Request:
Give the entries again exactly, every one of them.

Records for this task:
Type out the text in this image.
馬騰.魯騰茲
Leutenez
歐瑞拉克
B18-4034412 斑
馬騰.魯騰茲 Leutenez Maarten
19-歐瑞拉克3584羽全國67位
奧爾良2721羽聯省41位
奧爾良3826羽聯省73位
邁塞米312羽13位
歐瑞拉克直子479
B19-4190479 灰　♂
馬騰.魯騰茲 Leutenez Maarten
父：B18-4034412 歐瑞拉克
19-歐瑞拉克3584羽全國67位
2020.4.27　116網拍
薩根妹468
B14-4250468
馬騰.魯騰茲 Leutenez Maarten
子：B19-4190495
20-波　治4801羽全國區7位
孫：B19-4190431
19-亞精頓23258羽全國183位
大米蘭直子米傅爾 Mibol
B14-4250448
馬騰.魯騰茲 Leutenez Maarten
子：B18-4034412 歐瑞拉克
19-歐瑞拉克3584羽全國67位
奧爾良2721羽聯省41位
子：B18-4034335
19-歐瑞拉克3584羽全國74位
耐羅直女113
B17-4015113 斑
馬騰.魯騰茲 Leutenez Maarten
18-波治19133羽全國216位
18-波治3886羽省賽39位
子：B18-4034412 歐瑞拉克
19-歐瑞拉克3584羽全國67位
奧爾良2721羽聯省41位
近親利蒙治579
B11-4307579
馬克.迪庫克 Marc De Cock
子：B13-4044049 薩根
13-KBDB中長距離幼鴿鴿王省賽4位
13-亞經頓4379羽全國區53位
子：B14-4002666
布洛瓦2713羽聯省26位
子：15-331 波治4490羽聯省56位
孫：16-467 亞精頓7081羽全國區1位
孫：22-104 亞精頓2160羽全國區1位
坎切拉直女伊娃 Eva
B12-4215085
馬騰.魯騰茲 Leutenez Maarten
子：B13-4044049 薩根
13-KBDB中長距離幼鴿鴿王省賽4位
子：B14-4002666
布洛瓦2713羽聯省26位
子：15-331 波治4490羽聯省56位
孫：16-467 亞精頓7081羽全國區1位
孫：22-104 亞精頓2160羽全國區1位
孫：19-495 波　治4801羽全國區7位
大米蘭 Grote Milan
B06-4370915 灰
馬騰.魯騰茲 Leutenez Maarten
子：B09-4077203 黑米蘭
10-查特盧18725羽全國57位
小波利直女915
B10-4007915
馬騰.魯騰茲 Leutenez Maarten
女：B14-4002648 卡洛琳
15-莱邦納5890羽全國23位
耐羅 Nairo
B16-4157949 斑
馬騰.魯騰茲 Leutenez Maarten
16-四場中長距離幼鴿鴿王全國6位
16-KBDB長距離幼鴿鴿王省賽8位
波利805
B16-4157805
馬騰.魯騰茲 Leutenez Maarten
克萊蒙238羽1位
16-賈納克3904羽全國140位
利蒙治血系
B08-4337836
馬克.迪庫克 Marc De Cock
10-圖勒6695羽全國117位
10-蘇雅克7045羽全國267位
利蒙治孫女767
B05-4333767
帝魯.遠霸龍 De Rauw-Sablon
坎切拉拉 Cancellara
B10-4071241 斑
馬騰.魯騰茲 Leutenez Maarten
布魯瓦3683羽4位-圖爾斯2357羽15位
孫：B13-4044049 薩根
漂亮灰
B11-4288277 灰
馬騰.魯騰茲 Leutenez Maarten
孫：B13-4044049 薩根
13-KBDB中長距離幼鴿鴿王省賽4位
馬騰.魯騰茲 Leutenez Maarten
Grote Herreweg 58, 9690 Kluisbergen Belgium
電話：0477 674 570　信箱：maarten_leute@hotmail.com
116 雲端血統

Exercise output:
Type out the text in this image.
馬騰.魯騰茲
Leutenez
歐瑞拉克
B18-4034412 斑
馬騰.魯騰茲 Leutenez Maarten
19-歐瑞拉克3584羽全國67位
奧爾良2721羽聯省41位
奧爾良3826羽聯省73位
邁塞米312羽13位
歐瑞拉克直子479
B19-4190479 灰　♂
馬騰.魯騰茲 Leutenez Maarten
父：B18-4034412 歐瑞拉克
19-歐瑞拉克3584羽全國67位
2020.4.27　116網拍
薩根妹468
B14-4250468
馬騰.魯騰茲 Leutenez Maarten
子：B19-4190495
20-波　治4801羽全國區7位
孫：B19-4190431
19-亞精頓23258羽全國183位
大米蘭直子米傅爾 Mibol
B14-4250448
馬騰.魯騰茲 Leutenez Maarten
子：B18-4034412 歐瑞拉克
19-歐瑞拉克3584羽全國67位
奧爾良2721羽聯省41位
子：B18-4034335
19-歐瑞拉克3584羽全國74位
耐羅直女113
B17-4015113 斑
馬騰.魯騰茲 Leutenez Maarten
18-波治19133羽全國216位
18-波治3886羽省賽39位
子：B18-4034412 歐瑞拉克
19-歐瑞拉克3584羽全國67位
奧爾良2721羽聯省41位
近親利蒙治579
B11-4307579
馬克.迪庫克 Marc De Cock
子：B13-4044049 薩根
13-KBDB中長距離幼鴿鴿王省賽4位
13-亞經頓4379羽全國區53位
子：B14-4002666
布洛瓦2713羽聯省26位
子：15-331 波治4490羽聯省56位
孫：16-467 亞精頓7081羽全國區1位
孫：22-104 亞精頓2160羽全國區1位
坎切拉直女伊娃 Eva
B12-4215085
馬騰.魯騰茲 Leutenez Maarten
子：B13-4044049 薩根
13-KBDB中長距離幼鴿鴿王省賽4位
子：B14-4002666
布洛瓦2713羽聯省26位
子：15-331 波治4490羽聯省56位
孫：16-467 亞精頓7081羽全國區1位
孫：22-104 亞精頓2160羽全國區1位
孫：19-495 波　治4801羽全國區7位
大米蘭 Grote Milan
B06-4370915 灰
馬騰.魯騰茲 Leutenez Maarten
子：B09-4077203 黑米蘭
10-查特盧18725羽全國57位
小波利直女915
B10-4007915
馬騰.魯騰茲 Leutenez Maarten
女：B14-4002648 卡洛琳
15-莱邦納5890羽全國23位
耐羅 Nairo
B16-4157949 斑
馬騰.魯騰茲 Leutenez Maarten
16-四場中長距離幼鴿鴿王全國6位
16-KBDB長距離幼鴿鴿王省賽8位
波利805
B16-4157805
馬騰.魯騰茲 Leutenez Maarten
克萊蒙238羽1位
16-賈納克3904羽全國140位
利蒙治血系
B08-4337836
馬克.迪庫克 Marc De Cock
10-圖勒6695羽全國117位
10-蘇雅克7045羽全國267位
利蒙治孫女767
B05-4333767
帝魯.遠霸龍 De Rauw-Sablon
坎切拉拉 Cancellara
B10-4071241 斑
馬騰.魯騰茲 Leutenez Maarten
布魯瓦3683羽4位-圖爾斯2357羽15位
孫：B13-4044049 薩根
漂亮灰
B11-4288277 灰
馬騰.魯騰茲 Leutenez Maarten
孫：B13-4044049 薩根
13-KBDB中長距離幼鴿鴿王省賽4位
馬騰.魯騰茲 Leutenez Maarten
Grote Herreweg 58, 9690 Kluisbergen Belgium
電話：0477 674 570　信箱：maarten_leute@hotmail.com
116 雲端血統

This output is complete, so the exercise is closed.